Task statement —
Pictures stay out of the copy; set down each line of the listing below exactly.

** START Data for this exercise **

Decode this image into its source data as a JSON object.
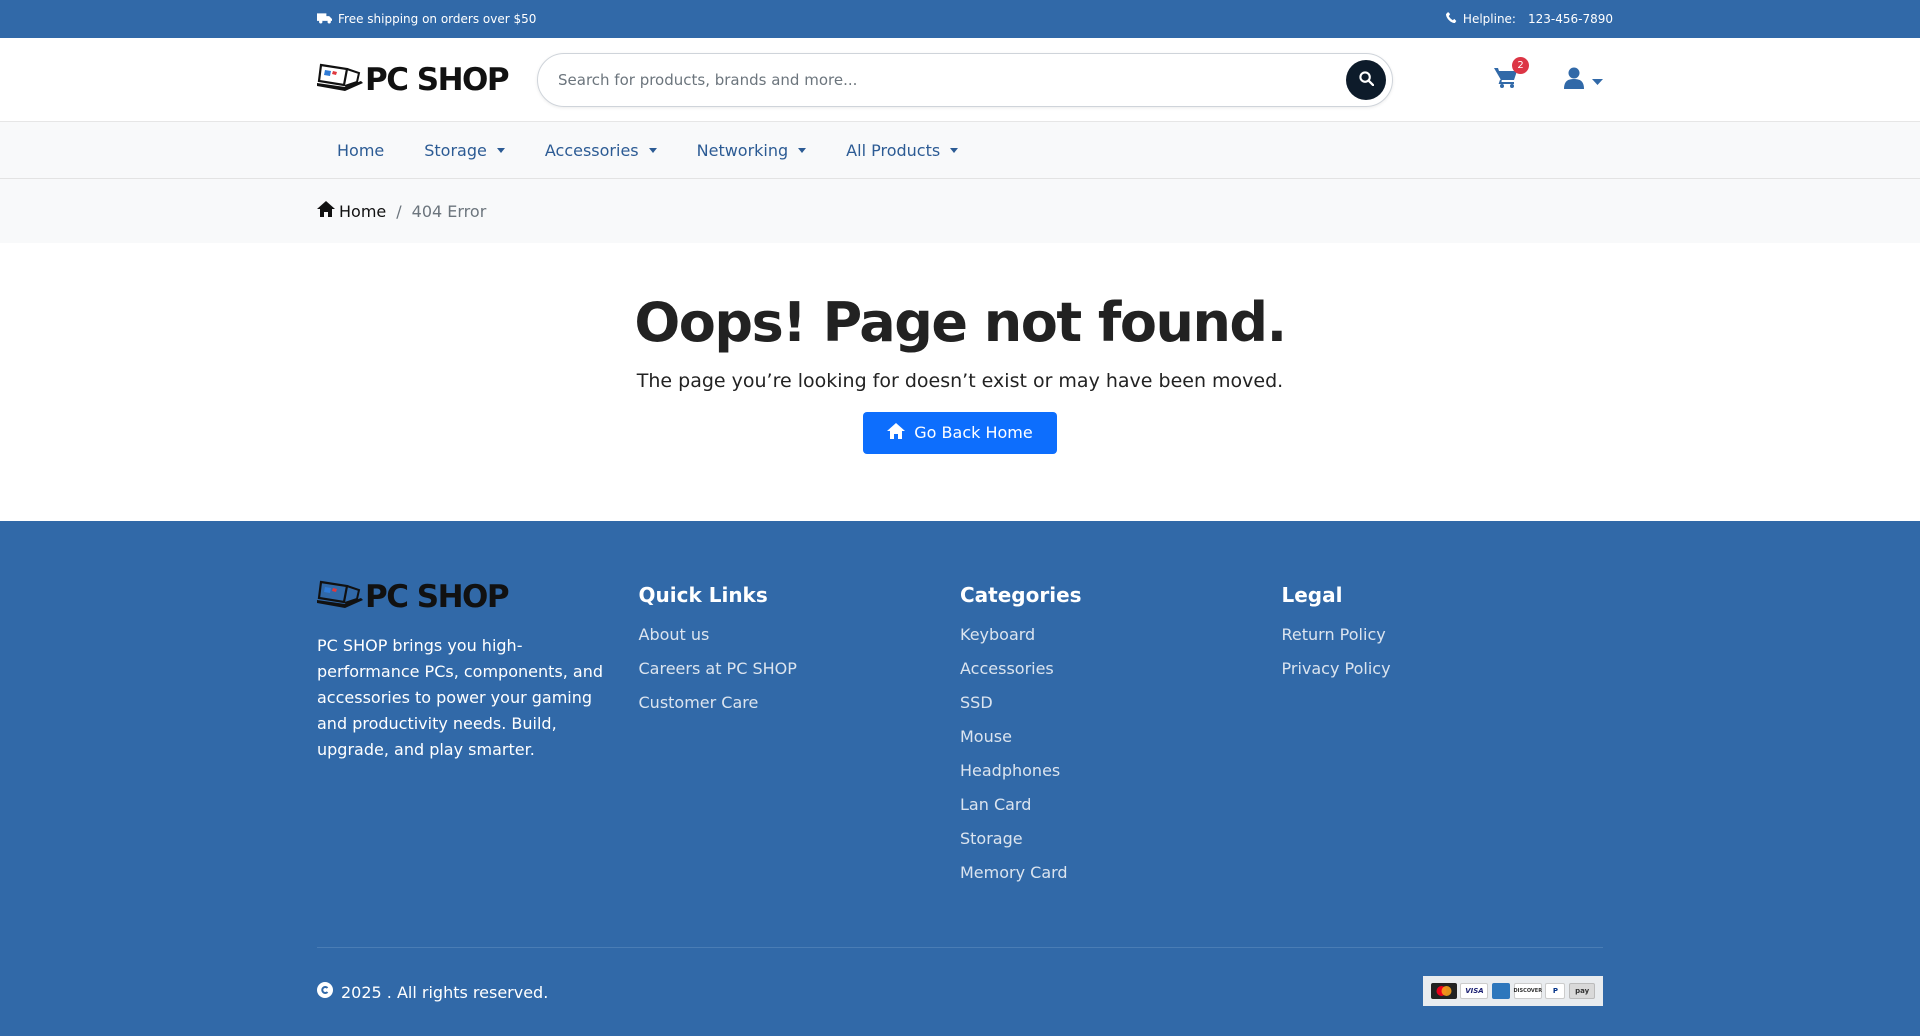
{
  "topbar": {
    "shipping_text": "Free shipping on orders over $50",
    "helpline_label": "Helpline:",
    "helpline_number": "123-456-7890"
  },
  "header": {
    "logo_text": "PC SHOP",
    "search_placeholder": "Search for products, brands and more...",
    "cart_count": "2"
  },
  "nav": {
    "items": [
      {
        "label": "Home",
        "dropdown": false
      },
      {
        "label": "Storage",
        "dropdown": true
      },
      {
        "label": "Accessories",
        "dropdown": true
      },
      {
        "label": "Networking",
        "dropdown": true
      },
      {
        "label": "All Products",
        "dropdown": true
      }
    ]
  },
  "breadcrumb": {
    "home": "Home",
    "separator": "/",
    "current": "404 Error"
  },
  "main": {
    "title": "Oops! Page not found.",
    "message": "The page you’re looking for doesn’t exist or may have been moved.",
    "button_label": "Go Back Home"
  },
  "footer": {
    "logo_text": "PC SHOP",
    "description": "PC SHOP brings you high-performance PCs, components, and accessories to power your gaming and productivity needs. Build, upgrade, and play smarter.",
    "quick_links": {
      "title": "Quick Links",
      "items": [
        "About us",
        "Careers at PC SHOP",
        "Customer Care"
      ]
    },
    "categories": {
      "title": "Categories",
      "items": [
        "Keyboard",
        "Accessories",
        "SSD",
        "Mouse",
        "Headphones",
        "Lan Card",
        "Storage",
        "Memory Card"
      ]
    },
    "legal": {
      "title": "Legal",
      "items": [
        "Return Policy",
        "Privacy Policy"
      ]
    },
    "copyright": "2025 . All rights reserved.",
    "payment_icons": [
      "mastercard-icon",
      "visa-icon",
      "amex-icon",
      "discover-icon",
      "paypal-icon",
      "pay-icon"
    ]
  },
  "colors": {
    "brand_blue": "#3169a8",
    "nav_link": "#2c5b94",
    "primary_button": "#0d6efd",
    "badge_red": "#dc3545"
  }
}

** END Data for this exercise **

Reply to the exercise —
Decode this image into its source data as a JSON object.
{
  "topbar": {
    "shipping_text": "Free shipping on orders over $50",
    "helpline_label": "Helpline:",
    "helpline_number": "123-456-7890"
  },
  "header": {
    "logo_text": "PC SHOP",
    "search_placeholder": "Search for products, brands and more...",
    "cart_count": "2"
  },
  "nav": {
    "items": [
      {
        "label": "Home",
        "dropdown": false
      },
      {
        "label": "Storage",
        "dropdown": true
      },
      {
        "label": "Accessories",
        "dropdown": true
      },
      {
        "label": "Networking",
        "dropdown": true
      },
      {
        "label": "All Products",
        "dropdown": true
      }
    ]
  },
  "breadcrumb": {
    "home": "Home",
    "separator": "/",
    "current": "404 Error"
  },
  "main": {
    "title": "Oops! Page not found.",
    "message": "The page you’re looking for doesn’t exist or may have been moved.",
    "button_label": "Go Back Home"
  },
  "footer": {
    "logo_text": "PC SHOP",
    "description": "PC SHOP brings you high-performance PCs, components, and accessories to power your gaming and productivity needs. Build, upgrade, and play smarter.",
    "quick_links": {
      "title": "Quick Links",
      "items": [
        "About us",
        "Careers at PC SHOP",
        "Customer Care"
      ]
    },
    "categories": {
      "title": "Categories",
      "items": [
        "Keyboard",
        "Accessories",
        "SSD",
        "Mouse",
        "Headphones",
        "Lan Card",
        "Storage",
        "Memory Card"
      ]
    },
    "legal": {
      "title": "Legal",
      "items": [
        "Return Policy",
        "Privacy Policy"
      ]
    },
    "copyright": "2025 . All rights reserved.",
    "payment_icons": [
      "mastercard-icon",
      "visa-icon",
      "amex-icon",
      "discover-icon",
      "paypal-icon",
      "pay-icon"
    ]
  },
  "colors": {
    "brand_blue": "#3169a8",
    "nav_link": "#2c5b94",
    "primary_button": "#0d6efd",
    "badge_red": "#dc3545"
  }
}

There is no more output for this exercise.